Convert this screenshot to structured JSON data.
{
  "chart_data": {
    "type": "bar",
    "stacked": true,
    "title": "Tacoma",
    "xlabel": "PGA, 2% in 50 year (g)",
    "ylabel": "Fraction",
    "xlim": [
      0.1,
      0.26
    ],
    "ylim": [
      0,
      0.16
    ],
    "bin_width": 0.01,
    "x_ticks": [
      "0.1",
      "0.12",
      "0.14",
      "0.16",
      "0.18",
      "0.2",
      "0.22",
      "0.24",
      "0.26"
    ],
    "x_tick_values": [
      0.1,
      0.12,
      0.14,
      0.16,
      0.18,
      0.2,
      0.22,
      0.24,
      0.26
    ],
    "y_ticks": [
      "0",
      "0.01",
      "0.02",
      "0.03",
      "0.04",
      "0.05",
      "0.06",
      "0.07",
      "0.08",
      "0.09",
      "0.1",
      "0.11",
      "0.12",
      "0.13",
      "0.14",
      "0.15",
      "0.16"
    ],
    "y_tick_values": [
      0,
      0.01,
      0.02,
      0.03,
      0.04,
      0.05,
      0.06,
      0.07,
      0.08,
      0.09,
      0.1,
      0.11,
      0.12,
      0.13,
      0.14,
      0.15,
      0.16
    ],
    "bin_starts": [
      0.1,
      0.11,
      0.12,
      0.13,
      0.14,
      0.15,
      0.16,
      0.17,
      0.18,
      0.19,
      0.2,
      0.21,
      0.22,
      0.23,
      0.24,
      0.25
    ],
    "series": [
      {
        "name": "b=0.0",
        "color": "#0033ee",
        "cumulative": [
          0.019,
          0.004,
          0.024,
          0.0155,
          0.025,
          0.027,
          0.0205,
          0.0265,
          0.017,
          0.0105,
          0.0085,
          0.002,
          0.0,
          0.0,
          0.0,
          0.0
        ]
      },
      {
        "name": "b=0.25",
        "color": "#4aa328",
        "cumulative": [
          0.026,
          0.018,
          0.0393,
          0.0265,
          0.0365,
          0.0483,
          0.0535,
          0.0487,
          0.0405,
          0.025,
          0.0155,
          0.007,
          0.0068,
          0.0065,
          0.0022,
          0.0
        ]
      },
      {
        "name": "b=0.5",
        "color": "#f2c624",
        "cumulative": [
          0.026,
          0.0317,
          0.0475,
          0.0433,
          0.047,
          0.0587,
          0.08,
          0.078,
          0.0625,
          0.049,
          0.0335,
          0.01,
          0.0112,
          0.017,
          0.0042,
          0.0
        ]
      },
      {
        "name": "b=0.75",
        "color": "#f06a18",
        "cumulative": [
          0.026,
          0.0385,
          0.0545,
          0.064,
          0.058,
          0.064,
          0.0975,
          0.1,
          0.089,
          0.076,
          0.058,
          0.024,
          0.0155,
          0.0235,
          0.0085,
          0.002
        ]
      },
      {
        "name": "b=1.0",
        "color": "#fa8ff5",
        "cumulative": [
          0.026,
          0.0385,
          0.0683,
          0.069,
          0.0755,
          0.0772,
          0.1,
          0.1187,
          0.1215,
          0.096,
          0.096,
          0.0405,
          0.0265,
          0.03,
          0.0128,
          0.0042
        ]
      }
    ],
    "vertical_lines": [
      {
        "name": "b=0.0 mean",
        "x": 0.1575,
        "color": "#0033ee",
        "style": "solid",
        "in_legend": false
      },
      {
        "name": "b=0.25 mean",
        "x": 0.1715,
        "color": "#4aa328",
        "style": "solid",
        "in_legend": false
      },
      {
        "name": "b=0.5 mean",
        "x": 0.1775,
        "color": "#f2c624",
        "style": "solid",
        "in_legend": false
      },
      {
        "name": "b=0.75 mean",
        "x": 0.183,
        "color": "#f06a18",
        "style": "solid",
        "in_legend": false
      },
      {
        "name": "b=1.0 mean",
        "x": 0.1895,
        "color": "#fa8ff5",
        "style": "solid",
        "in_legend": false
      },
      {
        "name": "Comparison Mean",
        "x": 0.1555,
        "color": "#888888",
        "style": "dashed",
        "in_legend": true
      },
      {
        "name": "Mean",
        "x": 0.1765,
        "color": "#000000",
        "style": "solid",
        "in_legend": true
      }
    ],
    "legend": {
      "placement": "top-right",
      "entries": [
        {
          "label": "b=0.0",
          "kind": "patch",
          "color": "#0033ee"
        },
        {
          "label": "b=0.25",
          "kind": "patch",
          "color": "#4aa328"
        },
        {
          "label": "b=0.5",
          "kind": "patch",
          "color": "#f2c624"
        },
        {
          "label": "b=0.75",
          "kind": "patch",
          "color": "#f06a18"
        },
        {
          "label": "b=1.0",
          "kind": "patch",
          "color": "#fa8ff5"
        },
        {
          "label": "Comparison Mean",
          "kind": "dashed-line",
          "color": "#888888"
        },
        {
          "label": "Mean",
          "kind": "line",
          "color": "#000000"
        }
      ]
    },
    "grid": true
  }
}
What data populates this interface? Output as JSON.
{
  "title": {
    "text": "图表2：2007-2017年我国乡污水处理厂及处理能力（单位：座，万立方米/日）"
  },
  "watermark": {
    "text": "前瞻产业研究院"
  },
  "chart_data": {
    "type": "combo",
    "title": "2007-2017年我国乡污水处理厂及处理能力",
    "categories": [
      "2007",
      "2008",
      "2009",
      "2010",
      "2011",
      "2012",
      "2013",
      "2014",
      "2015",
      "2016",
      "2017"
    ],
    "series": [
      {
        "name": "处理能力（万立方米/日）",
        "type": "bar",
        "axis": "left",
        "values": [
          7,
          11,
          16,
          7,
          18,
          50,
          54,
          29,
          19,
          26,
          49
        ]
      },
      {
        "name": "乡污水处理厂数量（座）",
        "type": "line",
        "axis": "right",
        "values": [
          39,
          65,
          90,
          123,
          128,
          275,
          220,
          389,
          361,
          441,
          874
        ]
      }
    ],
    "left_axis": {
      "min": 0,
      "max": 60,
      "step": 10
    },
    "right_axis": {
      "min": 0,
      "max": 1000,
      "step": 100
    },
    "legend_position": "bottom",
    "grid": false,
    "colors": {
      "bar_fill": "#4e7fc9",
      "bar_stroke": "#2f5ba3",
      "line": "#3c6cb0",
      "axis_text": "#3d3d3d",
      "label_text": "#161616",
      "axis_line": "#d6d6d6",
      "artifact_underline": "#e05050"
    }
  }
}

▶ [The task] All of the data shown above must be copied exactly.

▶ [Answer to this problem]
Convert this screenshot to structured JSON data.
{
  "chart_data": {
    "type": "bar",
    "stacked": true,
    "title": "Tacoma",
    "xlabel": "PGA, 2% in 50 year (g)",
    "ylabel": "Fraction",
    "xlim": [
      0.1,
      0.26
    ],
    "ylim": [
      0,
      0.16
    ],
    "bin_width": 0.01,
    "x_ticks": [
      "0.1",
      "0.12",
      "0.14",
      "0.16",
      "0.18",
      "0.2",
      "0.22",
      "0.24",
      "0.26"
    ],
    "x_tick_values": [
      0.1,
      0.12,
      0.14,
      0.16,
      0.18,
      0.2,
      0.22,
      0.24,
      0.26
    ],
    "y_ticks": [
      "0",
      "0.01",
      "0.02",
      "0.03",
      "0.04",
      "0.05",
      "0.06",
      "0.07",
      "0.08",
      "0.09",
      "0.1",
      "0.11",
      "0.12",
      "0.13",
      "0.14",
      "0.15",
      "0.16"
    ],
    "y_tick_values": [
      0,
      0.01,
      0.02,
      0.03,
      0.04,
      0.05,
      0.06,
      0.07,
      0.08,
      0.09,
      0.1,
      0.11,
      0.12,
      0.13,
      0.14,
      0.15,
      0.16
    ],
    "bin_starts": [
      0.1,
      0.11,
      0.12,
      0.13,
      0.14,
      0.15,
      0.16,
      0.17,
      0.18,
      0.19,
      0.2,
      0.21,
      0.22,
      0.23,
      0.24,
      0.25
    ],
    "series": [
      {
        "name": "b=0.0",
        "color": "#0033ee",
        "cumulative": [
          0.019,
          0.004,
          0.024,
          0.0155,
          0.025,
          0.027,
          0.0205,
          0.0265,
          0.017,
          0.0105,
          0.0085,
          0.002,
          0.0,
          0.0,
          0.0,
          0.0
        ]
      },
      {
        "name": "b=0.25",
        "color": "#4aa328",
        "cumulative": [
          0.026,
          0.018,
          0.0393,
          0.0265,
          0.0365,
          0.0483,
          0.0535,
          0.0487,
          0.0405,
          0.025,
          0.0155,
          0.007,
          0.0068,
          0.0065,
          0.0022,
          0.0
        ]
      },
      {
        "name": "b=0.5",
        "color": "#f2c624",
        "cumulative": [
          0.026,
          0.0317,
          0.0475,
          0.0433,
          0.047,
          0.0587,
          0.08,
          0.078,
          0.0625,
          0.049,
          0.0335,
          0.01,
          0.0112,
          0.017,
          0.0042,
          0.0
        ]
      },
      {
        "name": "b=0.75",
        "color": "#f06a18",
        "cumulative": [
          0.026,
          0.0385,
          0.0545,
          0.064,
          0.058,
          0.064,
          0.0975,
          0.1,
          0.089,
          0.076,
          0.058,
          0.024,
          0.0155,
          0.0235,
          0.0085,
          0.002
        ]
      },
      {
        "name": "b=1.0",
        "color": "#fa8ff5",
        "cumulative": [
          0.026,
          0.0385,
          0.0683,
          0.069,
          0.0755,
          0.0772,
          0.1,
          0.1187,
          0.1215,
          0.096,
          0.096,
          0.0405,
          0.0265,
          0.03,
          0.0128,
          0.0042
        ]
      }
    ],
    "vertical_lines": [
      {
        "name": "b=0.0 mean",
        "x": 0.1575,
        "color": "#0033ee",
        "style": "solid",
        "in_legend": false
      },
      {
        "name": "b=0.25 mean",
        "x": 0.1715,
        "color": "#4aa328",
        "style": "solid",
        "in_legend": false
      },
      {
        "name": "b=0.5 mean",
        "x": 0.1775,
        "color": "#f2c624",
        "style": "solid",
        "in_legend": false
      },
      {
        "name": "b=0.75 mean",
        "x": 0.183,
        "color": "#f06a18",
        "style": "solid",
        "in_legend": false
      },
      {
        "name": "b=1.0 mean",
        "x": 0.1895,
        "color": "#fa8ff5",
        "style": "solid",
        "in_legend": false
      },
      {
        "name": "Comparison Mean",
        "x": 0.1555,
        "color": "#888888",
        "style": "dashed",
        "in_legend": true
      },
      {
        "name": "Mean",
        "x": 0.1765,
        "color": "#000000",
        "style": "solid",
        "in_legend": true
      }
    ],
    "legend": {
      "placement": "top-right",
      "entries": [
        {
          "label": "b=0.0",
          "kind": "patch",
          "color": "#0033ee"
        },
        {
          "label": "b=0.25",
          "kind": "patch",
          "color": "#4aa328"
        },
        {
          "label": "b=0.5",
          "kind": "patch",
          "color": "#f2c624"
        },
        {
          "label": "b=0.75",
          "kind": "patch",
          "color": "#f06a18"
        },
        {
          "label": "b=1.0",
          "kind": "patch",
          "color": "#fa8ff5"
        },
        {
          "label": "Comparison Mean",
          "kind": "dashed-line",
          "color": "#888888"
        },
        {
          "label": "Mean",
          "kind": "line",
          "color": "#000000"
        }
      ]
    },
    "grid": true
  }
}
What data populates this interface? Output as JSON.
{
  "title": {
    "text": "图表2：2007-2017年我国乡污水处理厂及处理能力（单位：座，万立方米/日）"
  },
  "watermark": {
    "text": "前瞻产业研究院"
  },
  "chart_data": {
    "type": "combo",
    "title": "2007-2017年我国乡污水处理厂及处理能力",
    "categories": [
      "2007",
      "2008",
      "2009",
      "2010",
      "2011",
      "2012",
      "2013",
      "2014",
      "2015",
      "2016",
      "2017"
    ],
    "series": [
      {
        "name": "处理能力（万立方米/日）",
        "type": "bar",
        "axis": "left",
        "values": [
          7,
          11,
          16,
          7,
          18,
          50,
          54,
          29,
          19,
          26,
          49
        ]
      },
      {
        "name": "乡污水处理厂数量（座）",
        "type": "line",
        "axis": "right",
        "values": [
          39,
          65,
          90,
          123,
          128,
          275,
          220,
          389,
          361,
          441,
          874
        ]
      }
    ],
    "left_axis": {
      "min": 0,
      "max": 60,
      "step": 10
    },
    "right_axis": {
      "min": 0,
      "max": 1000,
      "step": 100
    },
    "legend_position": "bottom",
    "grid": false,
    "colors": {
      "bar_fill": "#4e7fc9",
      "bar_stroke": "#2f5ba3",
      "line": "#3c6cb0",
      "axis_text": "#3d3d3d",
      "label_text": "#161616",
      "axis_line": "#d6d6d6",
      "artifact_underline": "#e05050"
    }
  }
}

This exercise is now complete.